(Element region entries)
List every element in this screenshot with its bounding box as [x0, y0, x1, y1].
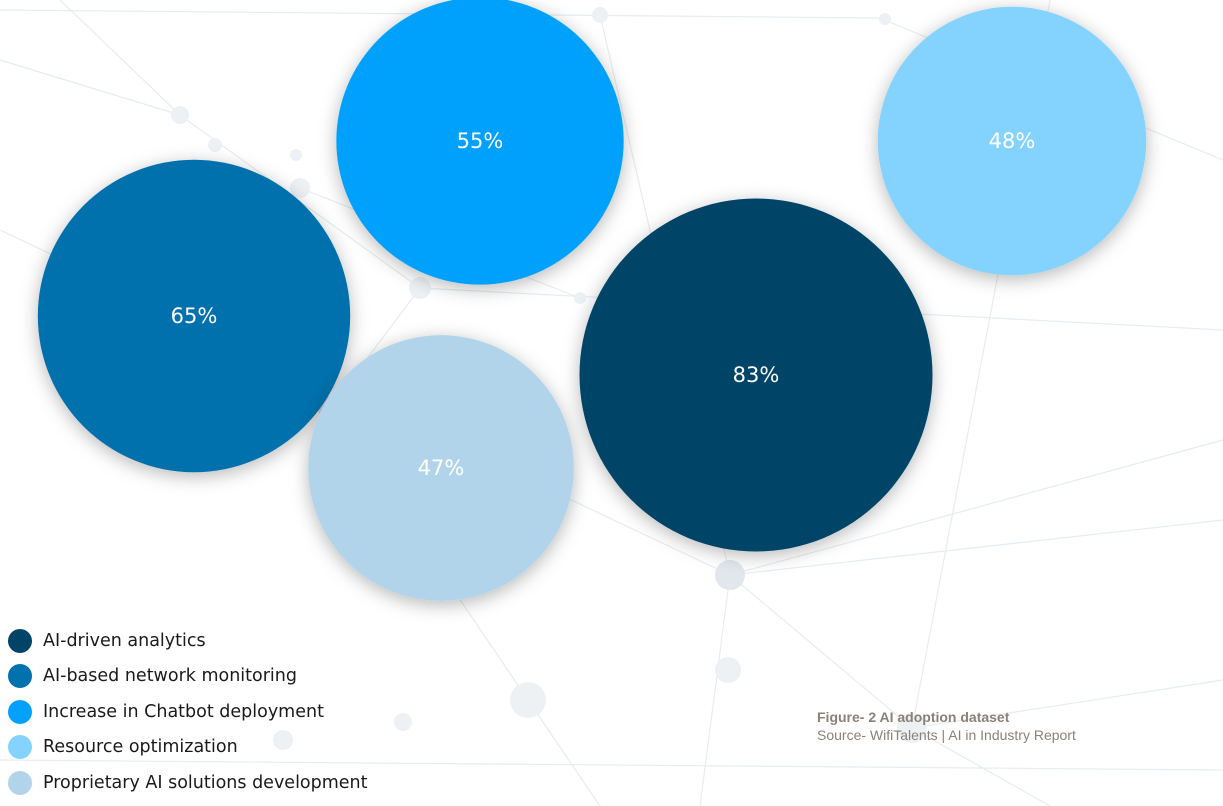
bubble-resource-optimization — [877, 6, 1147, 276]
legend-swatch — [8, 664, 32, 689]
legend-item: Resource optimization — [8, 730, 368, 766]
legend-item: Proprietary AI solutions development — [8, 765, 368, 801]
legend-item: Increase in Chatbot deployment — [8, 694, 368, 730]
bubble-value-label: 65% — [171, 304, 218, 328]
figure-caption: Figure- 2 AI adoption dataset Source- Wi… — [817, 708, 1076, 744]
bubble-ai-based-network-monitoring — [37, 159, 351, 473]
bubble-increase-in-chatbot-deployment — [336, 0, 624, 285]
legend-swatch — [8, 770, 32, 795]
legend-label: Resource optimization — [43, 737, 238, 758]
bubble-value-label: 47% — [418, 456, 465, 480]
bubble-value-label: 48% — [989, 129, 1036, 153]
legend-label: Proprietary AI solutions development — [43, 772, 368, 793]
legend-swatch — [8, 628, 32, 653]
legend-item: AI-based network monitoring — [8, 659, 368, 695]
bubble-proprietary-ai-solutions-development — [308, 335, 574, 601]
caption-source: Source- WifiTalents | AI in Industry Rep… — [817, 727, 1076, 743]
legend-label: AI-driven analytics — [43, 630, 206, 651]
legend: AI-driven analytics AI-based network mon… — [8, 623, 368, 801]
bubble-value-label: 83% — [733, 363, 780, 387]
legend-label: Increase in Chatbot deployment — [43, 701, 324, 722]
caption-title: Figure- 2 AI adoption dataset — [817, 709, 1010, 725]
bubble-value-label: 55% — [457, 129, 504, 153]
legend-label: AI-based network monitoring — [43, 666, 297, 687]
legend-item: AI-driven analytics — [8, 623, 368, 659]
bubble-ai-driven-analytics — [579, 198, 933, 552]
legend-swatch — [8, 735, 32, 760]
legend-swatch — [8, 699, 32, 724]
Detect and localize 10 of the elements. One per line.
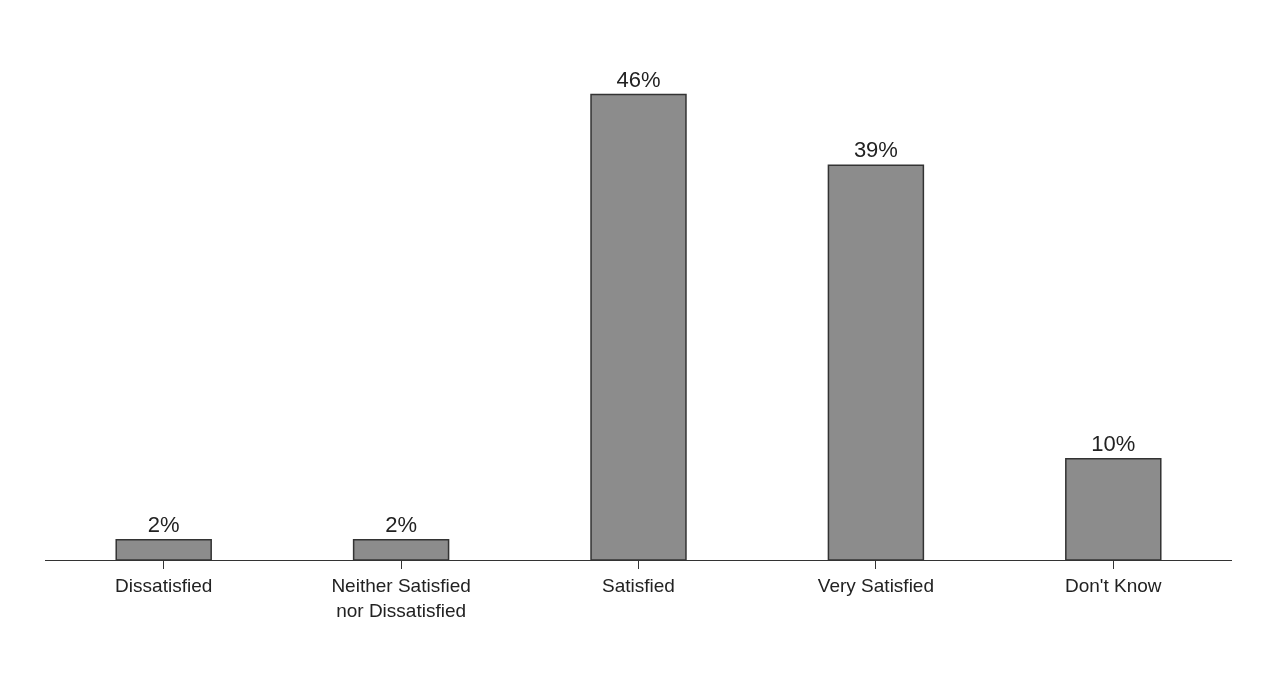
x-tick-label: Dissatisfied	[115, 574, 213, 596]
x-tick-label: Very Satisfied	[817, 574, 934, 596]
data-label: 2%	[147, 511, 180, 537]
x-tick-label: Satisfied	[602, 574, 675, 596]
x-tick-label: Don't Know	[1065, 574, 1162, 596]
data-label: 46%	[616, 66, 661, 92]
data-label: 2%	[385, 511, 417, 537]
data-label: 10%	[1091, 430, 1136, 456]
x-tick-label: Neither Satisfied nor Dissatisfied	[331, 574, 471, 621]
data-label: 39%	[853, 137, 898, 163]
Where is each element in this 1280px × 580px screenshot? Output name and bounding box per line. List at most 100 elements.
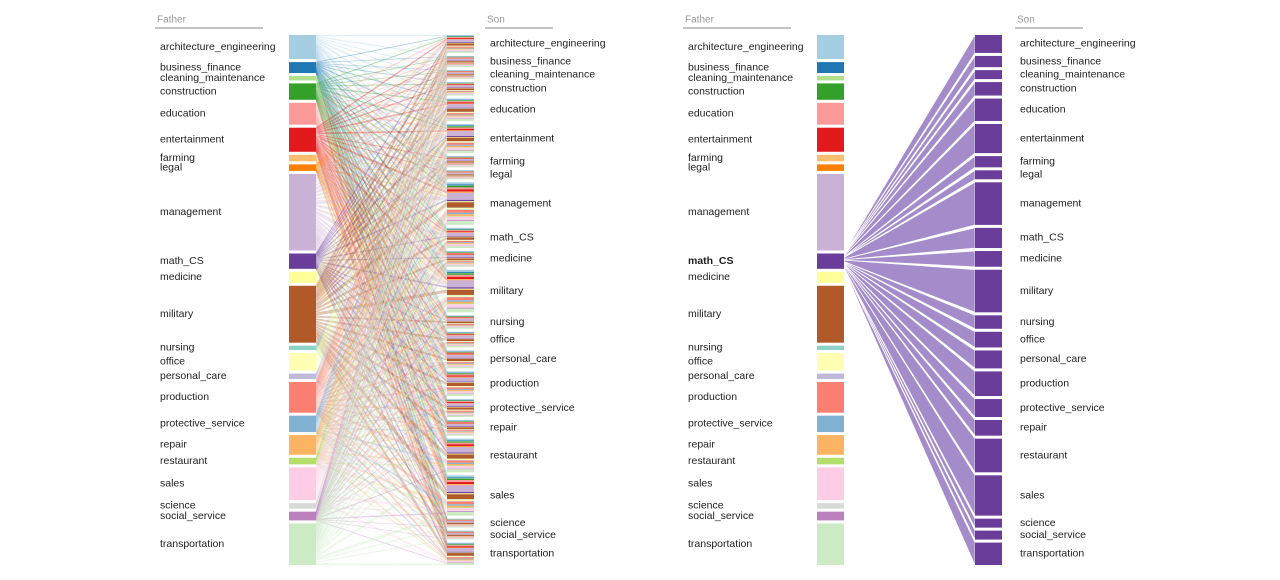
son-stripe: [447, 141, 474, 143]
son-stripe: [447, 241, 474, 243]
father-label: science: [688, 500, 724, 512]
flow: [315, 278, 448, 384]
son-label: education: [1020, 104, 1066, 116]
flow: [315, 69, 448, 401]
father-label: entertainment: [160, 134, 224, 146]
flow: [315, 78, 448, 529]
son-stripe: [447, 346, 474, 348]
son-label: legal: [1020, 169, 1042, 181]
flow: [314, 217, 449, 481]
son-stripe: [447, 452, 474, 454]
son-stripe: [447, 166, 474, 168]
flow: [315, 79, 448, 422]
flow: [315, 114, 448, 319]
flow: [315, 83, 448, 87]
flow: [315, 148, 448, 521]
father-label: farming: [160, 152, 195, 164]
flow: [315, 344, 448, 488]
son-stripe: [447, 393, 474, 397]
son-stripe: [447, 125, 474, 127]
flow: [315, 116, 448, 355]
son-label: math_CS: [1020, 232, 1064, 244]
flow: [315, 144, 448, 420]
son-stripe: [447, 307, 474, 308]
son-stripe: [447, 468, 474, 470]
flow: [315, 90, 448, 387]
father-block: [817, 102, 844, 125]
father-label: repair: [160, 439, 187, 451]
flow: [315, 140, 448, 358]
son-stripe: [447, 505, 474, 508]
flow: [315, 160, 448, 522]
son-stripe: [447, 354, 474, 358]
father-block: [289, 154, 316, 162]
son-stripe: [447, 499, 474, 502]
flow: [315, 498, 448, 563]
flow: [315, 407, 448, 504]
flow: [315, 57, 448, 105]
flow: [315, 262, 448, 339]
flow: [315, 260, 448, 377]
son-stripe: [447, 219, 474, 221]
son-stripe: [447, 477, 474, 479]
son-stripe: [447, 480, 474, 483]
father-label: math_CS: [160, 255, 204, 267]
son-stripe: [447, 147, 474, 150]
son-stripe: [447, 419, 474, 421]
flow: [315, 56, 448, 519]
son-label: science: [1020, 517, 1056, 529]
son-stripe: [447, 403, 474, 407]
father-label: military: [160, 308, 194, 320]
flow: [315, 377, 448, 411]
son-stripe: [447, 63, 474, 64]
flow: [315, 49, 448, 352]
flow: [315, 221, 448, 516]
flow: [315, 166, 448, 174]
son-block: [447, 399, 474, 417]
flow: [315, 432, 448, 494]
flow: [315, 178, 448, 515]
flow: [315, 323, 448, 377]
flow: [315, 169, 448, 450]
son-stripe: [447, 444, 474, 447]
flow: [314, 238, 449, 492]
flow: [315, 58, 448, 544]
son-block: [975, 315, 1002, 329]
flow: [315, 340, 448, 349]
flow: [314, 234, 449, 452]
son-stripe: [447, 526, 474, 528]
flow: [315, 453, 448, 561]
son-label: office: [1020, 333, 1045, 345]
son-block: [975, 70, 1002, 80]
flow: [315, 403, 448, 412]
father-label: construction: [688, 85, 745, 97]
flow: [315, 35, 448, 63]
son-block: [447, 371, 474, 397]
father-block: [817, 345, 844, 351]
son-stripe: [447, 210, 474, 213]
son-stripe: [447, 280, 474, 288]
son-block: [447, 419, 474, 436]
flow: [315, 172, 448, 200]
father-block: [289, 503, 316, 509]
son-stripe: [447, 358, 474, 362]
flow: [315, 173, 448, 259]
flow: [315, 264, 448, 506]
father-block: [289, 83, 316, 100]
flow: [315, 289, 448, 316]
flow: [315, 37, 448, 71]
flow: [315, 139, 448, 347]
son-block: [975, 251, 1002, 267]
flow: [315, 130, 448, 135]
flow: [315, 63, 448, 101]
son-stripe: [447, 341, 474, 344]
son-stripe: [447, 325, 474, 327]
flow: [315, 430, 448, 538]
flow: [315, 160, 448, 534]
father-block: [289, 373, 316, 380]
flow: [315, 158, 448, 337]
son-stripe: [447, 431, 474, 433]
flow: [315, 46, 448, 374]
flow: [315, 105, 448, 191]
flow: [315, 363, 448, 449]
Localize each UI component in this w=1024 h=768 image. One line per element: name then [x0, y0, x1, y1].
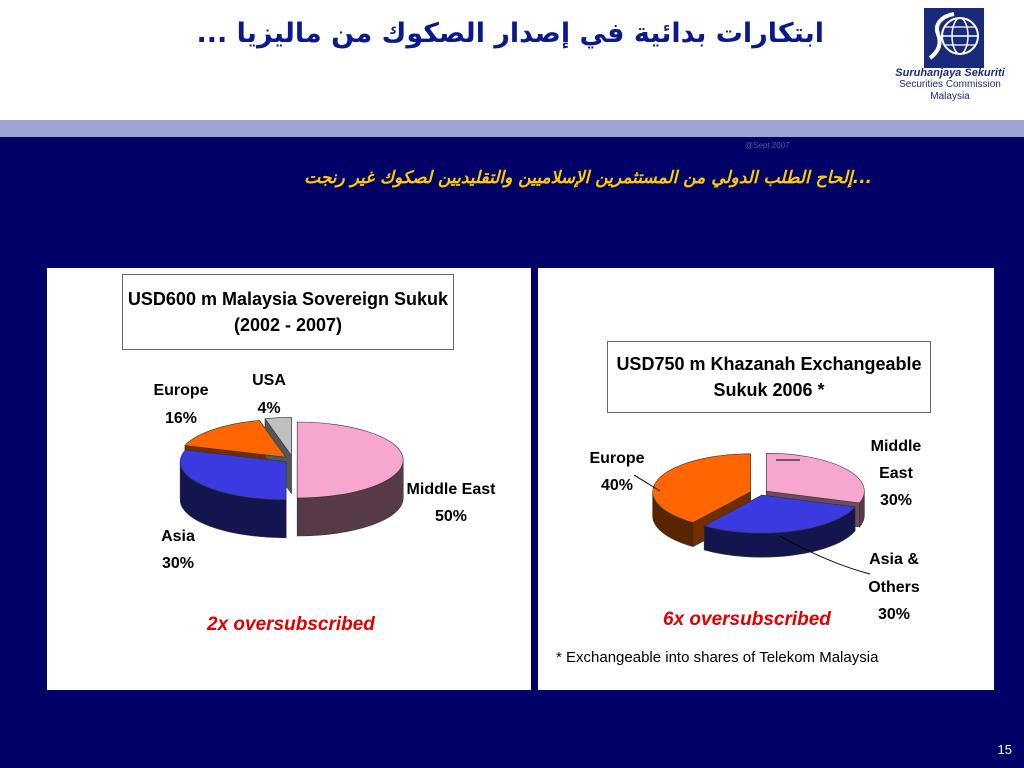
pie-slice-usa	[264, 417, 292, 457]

Exercise directions — Reproduce without any change the lines of the first entry from the line containing "bubble-resource-optimization — [877, 6, 1147, 276]" to the line containing "legend-swatch — [8, 735, 32, 760]", including both of those lines.

The response —
bubble-resource-optimization — [877, 6, 1147, 276]
legend-swatch — [8, 664, 32, 689]
legend-item: Resource optimization — [8, 730, 368, 766]
legend-item: Proprietary AI solutions development — [8, 765, 368, 801]
legend-item: Increase in Chatbot deployment — [8, 694, 368, 730]
bubble-value-label: 65% — [171, 304, 218, 328]
figure-caption: Figure- 2 AI adoption dataset Source- Wi… — [817, 708, 1076, 744]
bubble-ai-based-network-monitoring — [37, 159, 351, 473]
bubble-increase-in-chatbot-deployment — [336, 0, 624, 285]
legend-swatch — [8, 770, 32, 795]
legend-label: Resource optimization — [43, 737, 238, 758]
bubble-value-label: 47% — [418, 456, 465, 480]
bubble-value-label: 48% — [989, 129, 1036, 153]
legend-label: Proprietary AI solutions development — [43, 772, 368, 793]
legend-swatch — [8, 628, 32, 653]
legend-item: AI-based network monitoring — [8, 659, 368, 695]
bubble-proprietary-ai-solutions-development — [308, 335, 574, 601]
caption-source: Source- WifiTalents | AI in Industry Rep… — [817, 727, 1076, 743]
legend-label: AI-driven analytics — [43, 630, 206, 651]
legend: AI-driven analytics AI-based network mon… — [8, 623, 368, 801]
bubble-value-label: 83% — [733, 363, 780, 387]
legend-label: Increase in Chatbot deployment — [43, 701, 324, 722]
caption-title: Figure- 2 AI adoption dataset — [817, 709, 1010, 725]
bubble-value-label: 55% — [457, 129, 504, 153]
legend-label: AI-based network monitoring — [43, 666, 297, 687]
legend-item: AI-driven analytics — [8, 623, 368, 659]
bubble-ai-driven-analytics — [579, 198, 933, 552]
legend-swatch — [8, 735, 32, 760]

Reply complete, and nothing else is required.